Aim: Show every line that has the string "this" in it.

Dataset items
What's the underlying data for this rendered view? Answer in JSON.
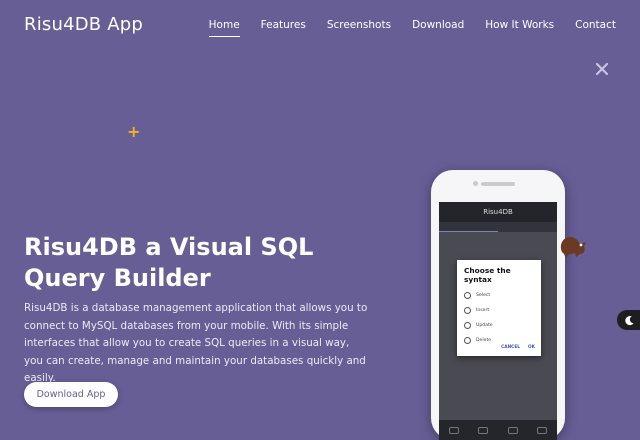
{
  "header": {
    "brand": "Risu4DB App",
    "nav": [
      {
        "label": "Home",
        "active": true
      },
      {
        "label": "Features"
      },
      {
        "label": "Screenshots"
      },
      {
        "label": "Download"
      },
      {
        "label": "How It Works"
      },
      {
        "label": "Contact"
      }
    ]
  },
  "hero": {
    "title": "Risu4DB a Visual SQL Query Builder",
    "description": "Risu4DB is a database management application that allows you to connect to MySQL databases from your mobile. With its simple interfaces that allow you to create SQL queries in a visual way, you can create, manage and maintain your databases quickly and easily.",
    "cta_label": "Download App"
  },
  "phone": {
    "app_title": "Risu4DB",
    "dialog": {
      "title": "Choose the syntax",
      "options": [
        "Select",
        "Insert",
        "Update",
        "Delete"
      ],
      "cancel_label": "CANCEL",
      "ok_label": "OK"
    }
  },
  "icons": {
    "close": "close-icon",
    "plus": "plus-decoration-icon",
    "theme_toggle": "moon-icon",
    "mascot": "squirrel-mascot-icon"
  },
  "colors": {
    "background": "#665e95",
    "accent_plus": "#f5b323",
    "cta_text": "#665e95",
    "toggle_bg": "#1d1d22"
  }
}
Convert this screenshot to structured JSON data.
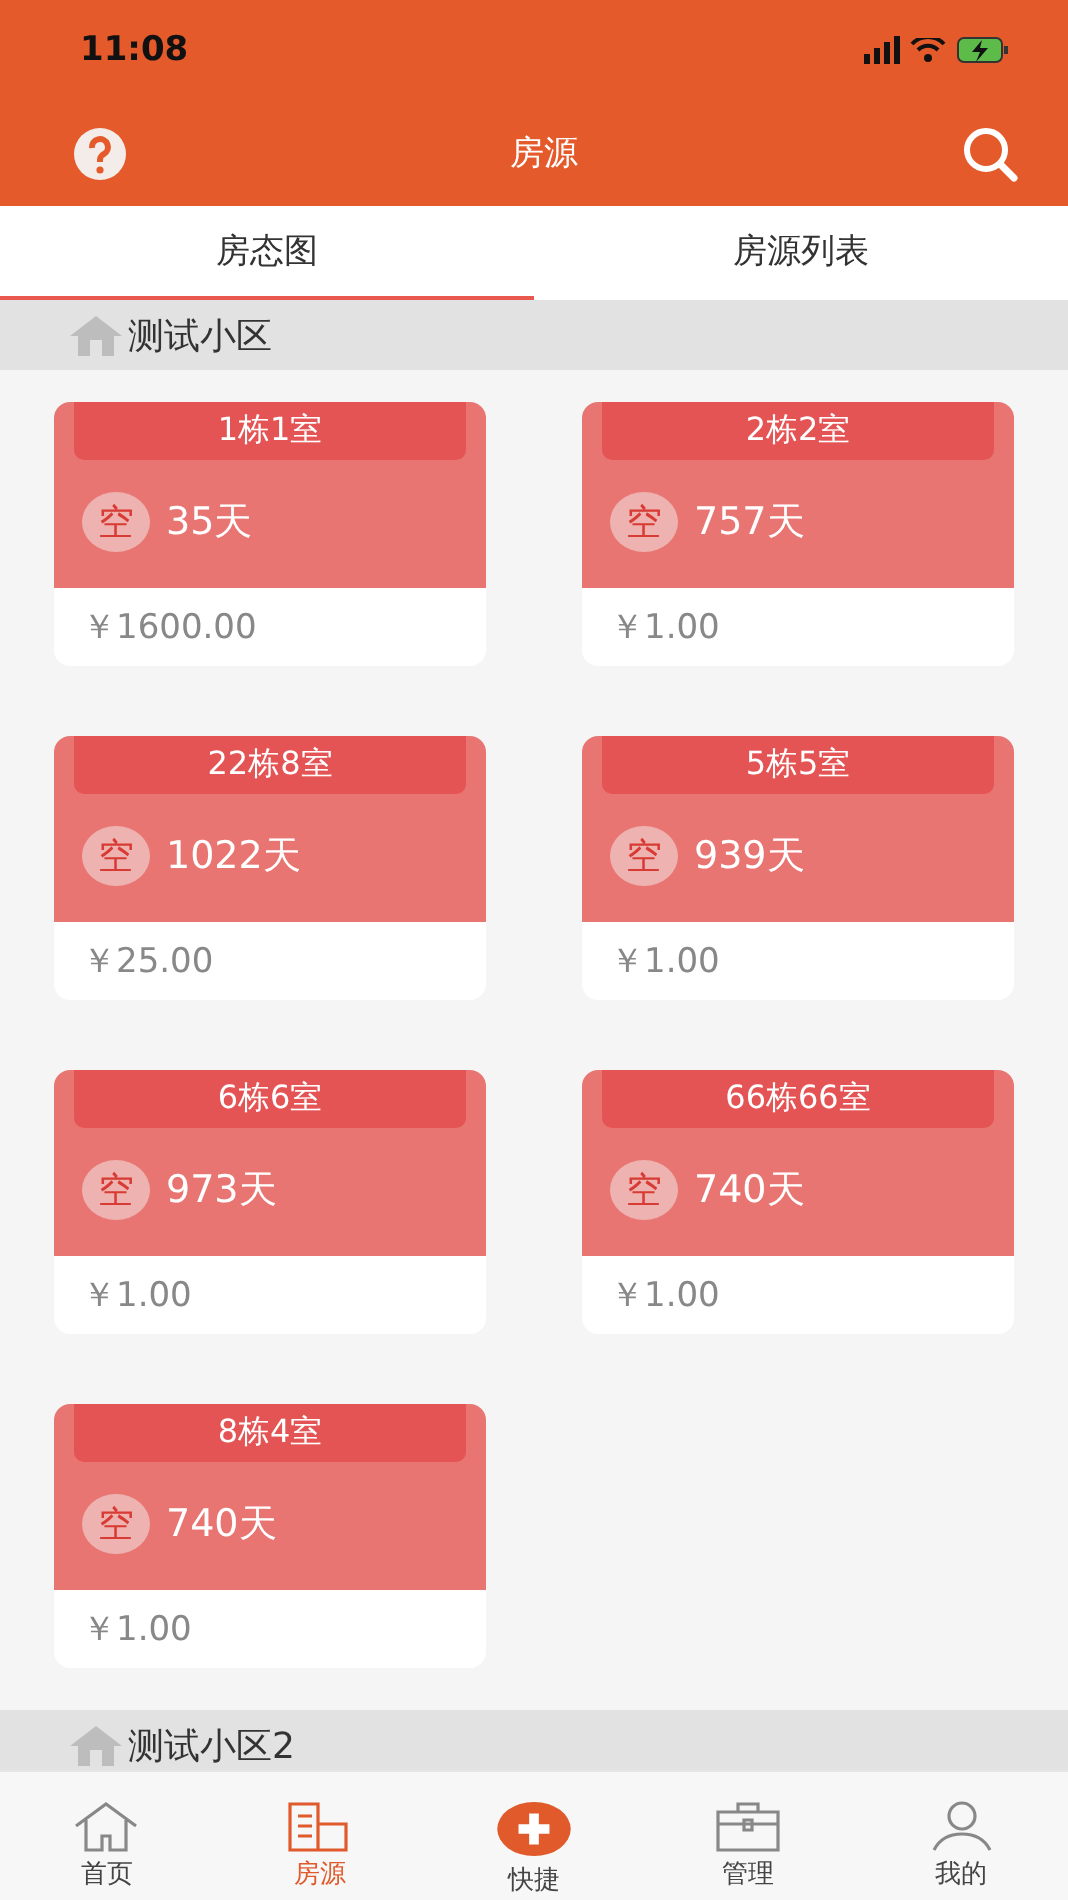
{
  "status_bar": {
    "time": "11:08"
  },
  "header": {
    "title": "房源"
  },
  "tabs": [
    {
      "label": "房态图",
      "selected": true
    },
    {
      "label": "房源列表",
      "selected": false
    }
  ],
  "sections": [
    {
      "name": "测试小区",
      "rooms": [
        {
          "room": "1栋1室",
          "status": "空",
          "days": "35天",
          "price": "￥1600.00"
        },
        {
          "room": "2栋2室",
          "status": "空",
          "days": "757天",
          "price": "￥1.00"
        },
        {
          "room": "22栋8室",
          "status": "空",
          "days": "1022天",
          "price": "￥25.00"
        },
        {
          "room": "5栋5室",
          "status": "空",
          "days": "939天",
          "price": "￥1.00"
        },
        {
          "room": "6栋6室",
          "status": "空",
          "days": "973天",
          "price": "￥1.00"
        },
        {
          "room": "66栋66室",
          "status": "空",
          "days": "740天",
          "price": "￥1.00"
        },
        {
          "room": "8栋4室",
          "status": "空",
          "days": "740天",
          "price": "￥1.00"
        }
      ]
    },
    {
      "name": "测试小区2"
    }
  ],
  "bottom_nav": [
    {
      "kind": "home",
      "label": "首页",
      "selected": false
    },
    {
      "kind": "building",
      "label": "房源",
      "selected": true
    },
    {
      "kind": "plus",
      "label": "快捷",
      "selected": false
    },
    {
      "kind": "briefcase",
      "label": "管理",
      "selected": false
    },
    {
      "kind": "user",
      "label": "我的",
      "selected": false
    }
  ]
}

Solution:
What's the underlying data for this rendered view? Answer in JSON.
Convert this screenshot to structured JSON data.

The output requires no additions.